Material for the task:
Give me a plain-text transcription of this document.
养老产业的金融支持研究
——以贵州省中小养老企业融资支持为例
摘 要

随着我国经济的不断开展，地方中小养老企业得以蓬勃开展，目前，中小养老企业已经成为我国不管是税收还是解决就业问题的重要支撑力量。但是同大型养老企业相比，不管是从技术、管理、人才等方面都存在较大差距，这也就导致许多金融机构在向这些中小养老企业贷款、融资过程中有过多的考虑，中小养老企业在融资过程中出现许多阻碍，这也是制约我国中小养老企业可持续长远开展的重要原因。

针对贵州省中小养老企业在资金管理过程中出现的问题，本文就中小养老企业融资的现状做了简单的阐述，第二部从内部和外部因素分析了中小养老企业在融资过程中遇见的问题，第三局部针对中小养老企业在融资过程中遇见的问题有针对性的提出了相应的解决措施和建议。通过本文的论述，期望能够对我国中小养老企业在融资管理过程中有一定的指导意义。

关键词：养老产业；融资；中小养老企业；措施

What to produce:
Every record above should be copied exactly.

Solution:
Give me a plain-text transcription of this document.
养老产业的金融支持研究
——以贵州省中小养老企业融资支持为例
摘 要

随着我国经济的不断开展，地方中小养老企业得以蓬勃开展，目前，中小养老企业已经成为我国不管是税收还是解决就业问题的重要支撑力量。但是同大型养老企业相比，不管是从技术、管理、人才等方面都存在较大差距，这也就导致许多金融机构在向这些中小养老企业贷款、融资过程中有过多的考虑，中小养老企业在融资过程中出现许多阻碍，这也是制约我国中小养老企业可持续长远开展的重要原因。

针对贵州省中小养老企业在资金管理过程中出现的问题，本文就中小养老企业融资的现状做了简单的阐述，第二部从内部和外部因素分析了中小养老企业在融资过程中遇见的问题，第三局部针对中小养老企业在融资过程中遇见的问题有针对性的提出了相应的解决措施和建议。通过本文的论述，期望能够对我国中小养老企业在融资管理过程中有一定的指导意义。

关键词：养老产业；融资；中小养老企业；措施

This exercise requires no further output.